TASK BRIEF. Copy out the records verbatim, from the line that contains "What elements are" through the line that contains "aspect-locked-label: Locked: [1190, 581, 1231, 595]", with both of those lines included.

SOURCE MATERIAL.
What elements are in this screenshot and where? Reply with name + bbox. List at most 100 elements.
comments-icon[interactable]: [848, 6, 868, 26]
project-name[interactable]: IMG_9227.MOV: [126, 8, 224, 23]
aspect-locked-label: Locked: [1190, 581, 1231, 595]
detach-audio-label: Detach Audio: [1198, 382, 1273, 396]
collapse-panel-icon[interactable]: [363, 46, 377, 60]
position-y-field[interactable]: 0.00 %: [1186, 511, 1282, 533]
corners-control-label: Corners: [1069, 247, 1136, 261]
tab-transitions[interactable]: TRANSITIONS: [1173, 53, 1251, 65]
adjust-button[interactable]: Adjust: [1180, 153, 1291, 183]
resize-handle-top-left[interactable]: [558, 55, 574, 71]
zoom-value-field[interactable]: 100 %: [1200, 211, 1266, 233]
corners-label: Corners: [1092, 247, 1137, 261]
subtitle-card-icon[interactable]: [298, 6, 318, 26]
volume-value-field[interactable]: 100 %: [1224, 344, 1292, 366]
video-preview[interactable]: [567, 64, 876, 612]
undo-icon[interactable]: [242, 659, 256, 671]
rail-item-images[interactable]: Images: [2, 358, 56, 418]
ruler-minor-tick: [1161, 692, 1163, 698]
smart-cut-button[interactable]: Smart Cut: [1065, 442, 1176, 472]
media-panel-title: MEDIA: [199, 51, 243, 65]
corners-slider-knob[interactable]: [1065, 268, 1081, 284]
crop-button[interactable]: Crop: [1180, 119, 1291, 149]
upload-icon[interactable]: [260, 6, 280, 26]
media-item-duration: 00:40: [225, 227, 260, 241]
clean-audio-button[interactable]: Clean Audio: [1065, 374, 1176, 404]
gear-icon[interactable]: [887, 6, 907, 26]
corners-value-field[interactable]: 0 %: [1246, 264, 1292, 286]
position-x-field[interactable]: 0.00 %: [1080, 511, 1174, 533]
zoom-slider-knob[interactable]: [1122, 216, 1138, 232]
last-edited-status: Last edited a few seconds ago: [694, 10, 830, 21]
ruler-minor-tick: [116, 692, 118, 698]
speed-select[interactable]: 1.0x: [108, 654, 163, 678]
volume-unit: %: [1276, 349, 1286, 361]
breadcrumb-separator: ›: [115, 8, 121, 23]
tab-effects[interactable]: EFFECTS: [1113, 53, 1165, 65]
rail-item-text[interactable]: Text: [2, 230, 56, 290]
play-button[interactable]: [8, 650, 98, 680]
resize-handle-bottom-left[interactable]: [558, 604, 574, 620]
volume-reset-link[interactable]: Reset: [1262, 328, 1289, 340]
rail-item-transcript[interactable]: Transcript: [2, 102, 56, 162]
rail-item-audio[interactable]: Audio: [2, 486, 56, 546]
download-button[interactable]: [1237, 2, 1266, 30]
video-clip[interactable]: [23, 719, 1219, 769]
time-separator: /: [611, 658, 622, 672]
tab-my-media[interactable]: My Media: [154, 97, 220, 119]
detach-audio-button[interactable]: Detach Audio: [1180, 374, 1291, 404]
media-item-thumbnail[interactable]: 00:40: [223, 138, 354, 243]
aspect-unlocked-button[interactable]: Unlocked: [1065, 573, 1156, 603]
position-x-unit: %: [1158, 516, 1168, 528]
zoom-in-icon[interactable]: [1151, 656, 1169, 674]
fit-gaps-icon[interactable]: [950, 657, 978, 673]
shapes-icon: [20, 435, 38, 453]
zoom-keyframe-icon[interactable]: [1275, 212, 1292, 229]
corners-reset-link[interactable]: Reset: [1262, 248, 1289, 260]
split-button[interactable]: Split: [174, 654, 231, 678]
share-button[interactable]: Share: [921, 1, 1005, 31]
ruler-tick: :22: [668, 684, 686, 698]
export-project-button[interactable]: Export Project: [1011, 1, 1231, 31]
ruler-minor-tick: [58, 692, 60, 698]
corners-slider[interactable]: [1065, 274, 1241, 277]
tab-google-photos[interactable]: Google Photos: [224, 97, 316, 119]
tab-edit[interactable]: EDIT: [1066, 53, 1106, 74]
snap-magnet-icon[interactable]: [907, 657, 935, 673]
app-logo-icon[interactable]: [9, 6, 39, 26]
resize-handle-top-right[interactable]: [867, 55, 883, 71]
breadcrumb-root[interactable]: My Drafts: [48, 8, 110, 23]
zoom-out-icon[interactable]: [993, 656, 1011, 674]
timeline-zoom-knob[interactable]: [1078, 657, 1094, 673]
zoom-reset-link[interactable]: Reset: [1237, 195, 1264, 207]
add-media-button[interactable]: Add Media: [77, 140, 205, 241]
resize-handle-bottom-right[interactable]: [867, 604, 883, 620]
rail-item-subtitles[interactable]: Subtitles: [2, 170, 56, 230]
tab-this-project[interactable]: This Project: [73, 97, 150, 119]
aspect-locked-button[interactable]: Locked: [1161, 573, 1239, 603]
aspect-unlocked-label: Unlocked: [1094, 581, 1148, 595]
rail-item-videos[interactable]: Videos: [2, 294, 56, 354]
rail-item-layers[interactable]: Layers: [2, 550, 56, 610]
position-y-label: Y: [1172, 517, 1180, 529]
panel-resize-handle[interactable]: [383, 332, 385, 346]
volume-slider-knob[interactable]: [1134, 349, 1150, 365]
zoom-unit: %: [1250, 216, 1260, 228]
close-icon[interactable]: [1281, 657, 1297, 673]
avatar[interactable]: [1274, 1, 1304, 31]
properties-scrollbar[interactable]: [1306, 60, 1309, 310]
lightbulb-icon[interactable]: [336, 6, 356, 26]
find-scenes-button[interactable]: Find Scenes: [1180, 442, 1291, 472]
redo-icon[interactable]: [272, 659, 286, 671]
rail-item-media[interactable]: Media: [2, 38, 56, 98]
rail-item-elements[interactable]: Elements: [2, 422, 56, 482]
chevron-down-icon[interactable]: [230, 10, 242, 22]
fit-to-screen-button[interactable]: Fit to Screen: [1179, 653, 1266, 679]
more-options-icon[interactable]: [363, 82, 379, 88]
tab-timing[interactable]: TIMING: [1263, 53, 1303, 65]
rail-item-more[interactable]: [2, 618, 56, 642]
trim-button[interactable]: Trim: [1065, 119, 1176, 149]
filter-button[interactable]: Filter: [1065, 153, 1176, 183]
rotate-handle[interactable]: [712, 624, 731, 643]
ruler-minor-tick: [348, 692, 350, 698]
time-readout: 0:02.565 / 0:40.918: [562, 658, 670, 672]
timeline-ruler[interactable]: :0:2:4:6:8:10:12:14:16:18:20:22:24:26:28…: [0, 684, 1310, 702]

...

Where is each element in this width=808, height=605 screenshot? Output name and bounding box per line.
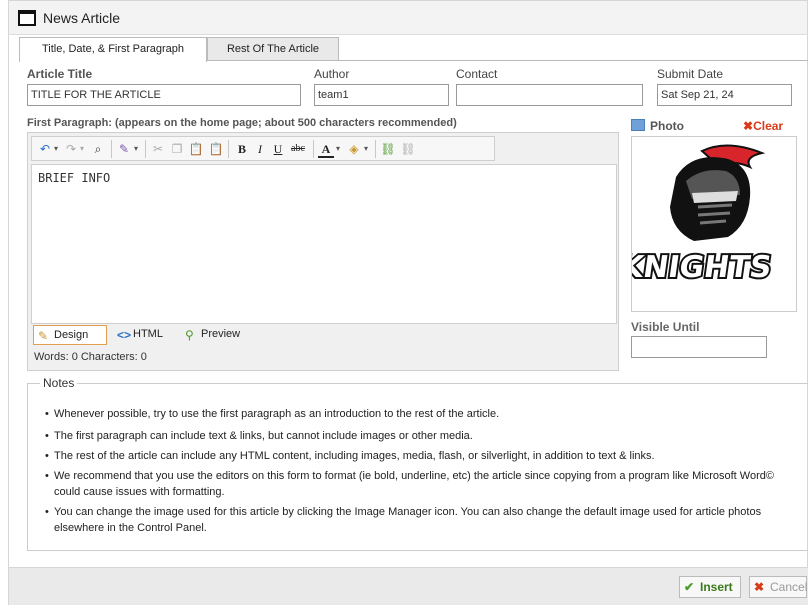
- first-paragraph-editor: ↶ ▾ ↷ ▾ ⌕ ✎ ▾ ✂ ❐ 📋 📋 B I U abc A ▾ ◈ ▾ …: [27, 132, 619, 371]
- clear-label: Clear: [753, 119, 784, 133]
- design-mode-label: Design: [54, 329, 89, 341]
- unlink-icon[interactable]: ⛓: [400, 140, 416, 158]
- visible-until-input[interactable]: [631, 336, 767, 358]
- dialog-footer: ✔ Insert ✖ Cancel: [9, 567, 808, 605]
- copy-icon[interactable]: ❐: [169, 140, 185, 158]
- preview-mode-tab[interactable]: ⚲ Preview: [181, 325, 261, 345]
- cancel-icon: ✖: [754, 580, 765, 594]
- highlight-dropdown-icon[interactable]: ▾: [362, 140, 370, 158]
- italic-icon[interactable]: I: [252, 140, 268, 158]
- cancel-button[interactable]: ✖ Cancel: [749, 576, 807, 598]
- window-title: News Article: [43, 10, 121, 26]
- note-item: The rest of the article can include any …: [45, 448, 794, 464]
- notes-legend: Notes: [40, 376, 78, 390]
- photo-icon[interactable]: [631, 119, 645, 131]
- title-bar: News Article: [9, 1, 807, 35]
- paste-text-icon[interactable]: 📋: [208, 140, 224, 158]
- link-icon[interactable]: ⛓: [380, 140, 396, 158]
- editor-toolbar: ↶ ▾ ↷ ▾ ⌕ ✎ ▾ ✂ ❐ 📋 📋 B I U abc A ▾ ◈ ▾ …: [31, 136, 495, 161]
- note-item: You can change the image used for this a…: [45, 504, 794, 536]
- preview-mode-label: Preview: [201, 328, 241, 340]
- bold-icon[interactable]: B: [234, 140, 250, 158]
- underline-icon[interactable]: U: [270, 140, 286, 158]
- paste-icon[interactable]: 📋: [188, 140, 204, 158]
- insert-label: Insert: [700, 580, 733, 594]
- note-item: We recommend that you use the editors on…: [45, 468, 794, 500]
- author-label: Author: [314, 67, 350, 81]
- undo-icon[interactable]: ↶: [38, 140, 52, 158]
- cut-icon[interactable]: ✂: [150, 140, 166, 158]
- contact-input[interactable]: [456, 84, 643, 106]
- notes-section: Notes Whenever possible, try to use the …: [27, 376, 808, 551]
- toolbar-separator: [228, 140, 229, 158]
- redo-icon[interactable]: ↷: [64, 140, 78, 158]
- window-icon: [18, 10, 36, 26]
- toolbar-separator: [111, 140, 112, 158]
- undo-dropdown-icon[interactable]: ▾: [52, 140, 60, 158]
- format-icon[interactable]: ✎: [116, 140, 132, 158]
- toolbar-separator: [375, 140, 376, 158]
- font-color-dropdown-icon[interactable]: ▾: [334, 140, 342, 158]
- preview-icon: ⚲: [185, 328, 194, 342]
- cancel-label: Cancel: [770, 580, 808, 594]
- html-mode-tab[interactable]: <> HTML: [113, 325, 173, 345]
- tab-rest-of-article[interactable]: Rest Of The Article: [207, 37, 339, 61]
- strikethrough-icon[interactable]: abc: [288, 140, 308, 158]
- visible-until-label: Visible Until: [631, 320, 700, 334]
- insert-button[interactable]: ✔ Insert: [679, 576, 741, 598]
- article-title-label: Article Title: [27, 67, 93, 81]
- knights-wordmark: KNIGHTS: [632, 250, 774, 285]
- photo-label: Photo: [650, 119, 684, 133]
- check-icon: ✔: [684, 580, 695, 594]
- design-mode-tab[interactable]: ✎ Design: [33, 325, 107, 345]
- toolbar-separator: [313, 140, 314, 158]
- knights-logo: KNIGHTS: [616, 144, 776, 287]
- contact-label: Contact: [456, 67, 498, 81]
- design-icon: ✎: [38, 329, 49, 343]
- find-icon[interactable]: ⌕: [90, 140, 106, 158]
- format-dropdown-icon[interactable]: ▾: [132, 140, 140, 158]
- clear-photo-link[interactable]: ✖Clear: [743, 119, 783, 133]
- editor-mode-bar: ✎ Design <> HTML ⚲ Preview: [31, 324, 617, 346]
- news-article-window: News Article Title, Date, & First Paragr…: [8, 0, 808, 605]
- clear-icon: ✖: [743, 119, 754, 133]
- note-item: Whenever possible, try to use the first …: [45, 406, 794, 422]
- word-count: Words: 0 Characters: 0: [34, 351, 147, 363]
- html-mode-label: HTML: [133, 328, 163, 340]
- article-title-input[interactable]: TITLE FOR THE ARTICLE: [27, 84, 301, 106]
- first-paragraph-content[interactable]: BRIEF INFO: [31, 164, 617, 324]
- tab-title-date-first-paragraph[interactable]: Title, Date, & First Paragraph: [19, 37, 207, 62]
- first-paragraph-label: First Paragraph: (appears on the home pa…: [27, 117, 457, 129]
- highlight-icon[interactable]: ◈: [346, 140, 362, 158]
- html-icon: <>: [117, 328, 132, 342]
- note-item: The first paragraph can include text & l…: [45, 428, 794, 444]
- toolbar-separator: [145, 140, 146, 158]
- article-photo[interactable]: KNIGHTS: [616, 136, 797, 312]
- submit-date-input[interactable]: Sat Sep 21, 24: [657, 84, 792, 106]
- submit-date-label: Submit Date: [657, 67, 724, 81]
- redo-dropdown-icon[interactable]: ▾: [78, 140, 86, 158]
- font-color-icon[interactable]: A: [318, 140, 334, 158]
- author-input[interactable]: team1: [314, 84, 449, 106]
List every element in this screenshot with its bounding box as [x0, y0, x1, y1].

SOLVED PROBLEM.
What elements are in this screenshot and where? Reply with name + bbox. List at most 100 elements.
comments-icon[interactable]: [848, 6, 868, 26]
project-name[interactable]: IMG_9227.MOV: [126, 8, 224, 23]
aspect-locked-label: Locked: [1190, 581, 1231, 595]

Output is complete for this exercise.